## [SHORT PROBLEM]
Provide the records once more, identical to the original.

**** DATA EXCERPTS

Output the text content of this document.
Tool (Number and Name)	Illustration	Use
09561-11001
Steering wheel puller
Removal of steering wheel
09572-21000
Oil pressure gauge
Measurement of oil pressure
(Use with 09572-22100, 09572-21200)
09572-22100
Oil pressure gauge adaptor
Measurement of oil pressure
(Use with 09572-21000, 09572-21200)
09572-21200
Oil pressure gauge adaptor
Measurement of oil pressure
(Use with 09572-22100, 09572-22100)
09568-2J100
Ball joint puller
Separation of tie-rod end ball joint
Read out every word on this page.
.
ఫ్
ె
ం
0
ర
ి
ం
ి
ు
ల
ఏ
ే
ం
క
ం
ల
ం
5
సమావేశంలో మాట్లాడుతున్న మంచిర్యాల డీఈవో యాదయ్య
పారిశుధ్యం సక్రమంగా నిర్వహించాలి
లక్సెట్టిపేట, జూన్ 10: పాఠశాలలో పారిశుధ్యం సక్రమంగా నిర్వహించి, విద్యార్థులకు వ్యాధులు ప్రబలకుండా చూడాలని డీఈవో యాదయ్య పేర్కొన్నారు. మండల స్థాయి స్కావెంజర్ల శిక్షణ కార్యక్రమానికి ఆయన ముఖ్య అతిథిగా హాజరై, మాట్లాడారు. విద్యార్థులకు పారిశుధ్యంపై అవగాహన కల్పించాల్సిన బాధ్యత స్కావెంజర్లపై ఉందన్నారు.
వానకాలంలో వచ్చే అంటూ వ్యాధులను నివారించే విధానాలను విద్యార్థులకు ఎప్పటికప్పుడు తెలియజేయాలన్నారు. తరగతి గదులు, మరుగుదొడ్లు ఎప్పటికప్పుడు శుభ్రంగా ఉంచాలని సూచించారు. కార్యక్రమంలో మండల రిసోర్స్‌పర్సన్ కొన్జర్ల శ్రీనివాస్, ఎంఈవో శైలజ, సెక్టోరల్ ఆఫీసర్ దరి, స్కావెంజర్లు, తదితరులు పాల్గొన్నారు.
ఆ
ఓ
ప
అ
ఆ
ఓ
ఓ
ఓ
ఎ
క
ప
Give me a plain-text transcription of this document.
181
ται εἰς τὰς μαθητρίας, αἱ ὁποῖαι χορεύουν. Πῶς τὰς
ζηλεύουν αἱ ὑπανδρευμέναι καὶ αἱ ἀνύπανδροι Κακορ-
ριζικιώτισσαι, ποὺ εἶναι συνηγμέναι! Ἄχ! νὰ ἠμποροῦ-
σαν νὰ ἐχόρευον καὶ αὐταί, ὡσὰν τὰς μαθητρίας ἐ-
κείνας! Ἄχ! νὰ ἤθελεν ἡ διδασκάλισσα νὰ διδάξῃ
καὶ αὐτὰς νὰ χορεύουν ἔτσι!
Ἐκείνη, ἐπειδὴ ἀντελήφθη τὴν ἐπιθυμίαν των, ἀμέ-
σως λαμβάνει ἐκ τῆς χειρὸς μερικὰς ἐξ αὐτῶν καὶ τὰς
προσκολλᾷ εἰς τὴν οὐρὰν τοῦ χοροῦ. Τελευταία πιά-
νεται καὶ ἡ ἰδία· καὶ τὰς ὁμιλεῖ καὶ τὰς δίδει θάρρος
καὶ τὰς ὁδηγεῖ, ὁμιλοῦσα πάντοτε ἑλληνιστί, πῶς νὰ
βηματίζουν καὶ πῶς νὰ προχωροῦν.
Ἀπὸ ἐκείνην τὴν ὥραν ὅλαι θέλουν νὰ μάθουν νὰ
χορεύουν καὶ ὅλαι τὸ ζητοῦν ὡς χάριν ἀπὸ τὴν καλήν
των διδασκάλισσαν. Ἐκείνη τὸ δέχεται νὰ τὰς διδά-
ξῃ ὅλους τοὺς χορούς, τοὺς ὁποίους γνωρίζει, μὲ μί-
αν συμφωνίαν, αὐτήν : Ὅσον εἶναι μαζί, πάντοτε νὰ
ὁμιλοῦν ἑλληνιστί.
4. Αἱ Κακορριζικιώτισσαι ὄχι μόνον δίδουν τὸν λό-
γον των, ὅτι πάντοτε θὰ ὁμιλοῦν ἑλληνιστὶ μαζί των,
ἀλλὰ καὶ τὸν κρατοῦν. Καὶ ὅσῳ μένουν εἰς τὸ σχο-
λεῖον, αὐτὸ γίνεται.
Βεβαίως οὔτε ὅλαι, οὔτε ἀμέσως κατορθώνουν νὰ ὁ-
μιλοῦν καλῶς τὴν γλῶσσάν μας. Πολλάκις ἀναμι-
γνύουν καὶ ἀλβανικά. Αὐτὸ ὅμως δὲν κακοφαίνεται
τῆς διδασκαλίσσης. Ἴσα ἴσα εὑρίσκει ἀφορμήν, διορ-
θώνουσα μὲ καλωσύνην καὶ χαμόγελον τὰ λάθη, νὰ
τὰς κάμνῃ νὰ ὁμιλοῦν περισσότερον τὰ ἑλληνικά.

********

## [TASK RESULT]
Output the text content of this document.
Tool (Number and Name)	Illustration	Use
09561-11001
Steering wheel puller
Removal of steering wheel
09572-21000
Oil pressure gauge
Measurement of oil pressure
(Use with 09572-22100, 09572-21200)
09572-22100
Oil pressure gauge adaptor
Measurement of oil pressure
(Use with 09572-21000, 09572-21200)
09572-21200
Oil pressure gauge adaptor
Measurement of oil pressure
(Use with 09572-22100, 09572-22100)
09568-2J100
Ball joint puller
Separation of tie-rod end ball joint
Read out every word on this page.
.
ఫ్
ె
ం
0
ర
ి
ం
ి
ు
ల
ఏ
ే
ం
క
ం
ల
ం
5
సమావేశంలో మాట్లాడుతున్న మంచిర్యాల డీఈవో యాదయ్య
పారిశుధ్యం సక్రమంగా నిర్వహించాలి
లక్సెట్టిపేట, జూన్ 10: పాఠశాలలో పారిశుధ్యం సక్రమంగా నిర్వహించి, విద్యార్థులకు వ్యాధులు ప్రబలకుండా చూడాలని డీఈవో యాదయ్య పేర్కొన్నారు. మండల స్థాయి స్కావెంజర్ల శిక్షణ కార్యక్రమానికి ఆయన ముఖ్య అతిథిగా హాజరై, మాట్లాడారు. విద్యార్థులకు పారిశుధ్యంపై అవగాహన కల్పించాల్సిన బాధ్యత స్కావెంజర్లపై ఉందన్నారు.
వానకాలంలో వచ్చే అంటూ వ్యాధులను నివారించే విధానాలను విద్యార్థులకు ఎప్పటికప్పుడు తెలియజేయాలన్నారు. తరగతి గదులు, మరుగుదొడ్లు ఎప్పటికప్పుడు శుభ్రంగా ఉంచాలని సూచించారు. కార్యక్రమంలో మండల రిసోర్స్‌పర్సన్ కొన్జర్ల శ్రీనివాస్, ఎంఈవో శైలజ, సెక్టోరల్ ఆఫీసర్ దరి, స్కావెంజర్లు, తదితరులు పాల్గొన్నారు.
ఆ
ఓ
ప
అ
ఆ
ఓ
ఓ
ఓ
ఎ
క
ప
Give me a plain-text transcription of this document.
181
ται εἰς τὰς μαθητρίας, αἱ ὁποῖαι χορεύουν. Πῶς τὰς
ζηλεύουν αἱ ὑπανδρευμέναι καὶ αἱ ἀνύπανδροι Κακορ-
ριζικιώτισσαι, ποὺ εἶναι συνηγμέναι! Ἄχ! νὰ ἠμποροῦ-
σαν νὰ ἐχόρευον καὶ αὐταί, ὡσὰν τὰς μαθητρίας ἐ-
κείνας! Ἄχ! νὰ ἤθελεν ἡ διδασκάλισσα νὰ διδάξῃ
καὶ αὐτὰς νὰ χορεύουν ἔτσι!
Ἐκείνη, ἐπειδὴ ἀντελήφθη τὴν ἐπιθυμίαν των, ἀμέ-
σως λαμβάνει ἐκ τῆς χειρὸς μερικὰς ἐξ αὐτῶν καὶ τὰς
προσκολλᾷ εἰς τὴν οὐρὰν τοῦ χοροῦ. Τελευταία πιά-
νεται καὶ ἡ ἰδία· καὶ τὰς ὁμιλεῖ καὶ τὰς δίδει θάρρος
καὶ τὰς ὁδηγεῖ, ὁμιλοῦσα πάντοτε ἑλληνιστί, πῶς νὰ
βηματίζουν καὶ πῶς νὰ προχωροῦν.
Ἀπὸ ἐκείνην τὴν ὥραν ὅλαι θέλουν νὰ μάθουν νὰ
χορεύουν καὶ ὅλαι τὸ ζητοῦν ὡς χάριν ἀπὸ τὴν καλήν
των διδασκάλισσαν. Ἐκείνη τὸ δέχεται νὰ τὰς διδά-
ξῃ ὅλους τοὺς χορούς, τοὺς ὁποίους γνωρίζει, μὲ μί-
αν συμφωνίαν, αὐτήν : Ὅσον εἶναι μαζί, πάντοτε νὰ
ὁμιλοῦν ἑλληνιστί.
4. Αἱ Κακορριζικιώτισσαι ὄχι μόνον δίδουν τὸν λό-
γον των, ὅτι πάντοτε θὰ ὁμιλοῦν ἑλληνιστὶ μαζί των,
ἀλλὰ καὶ τὸν κρατοῦν. Καὶ ὅσῳ μένουν εἰς τὸ σχο-
λεῖον, αὐτὸ γίνεται.
Βεβαίως οὔτε ὅλαι, οὔτε ἀμέσως κατορθώνουν νὰ ὁ-
μιλοῦν καλῶς τὴν γλῶσσάν μας. Πολλάκις ἀναμι-
γνύουν καὶ ἀλβανικά. Αὐτὸ ὅμως δὲν κακοφαίνεται
τῆς διδασκαλίσσης. Ἴσα ἴσα εὑρίσκει ἀφορμήν, διορ-
θώνουσα μὲ καλωσύνην καὶ χαμόγελον τὰ λάθη, νὰ
τὰς κάμνῃ νὰ ὁμιλοῦν περισσότερον τὰ ἑλληνικά.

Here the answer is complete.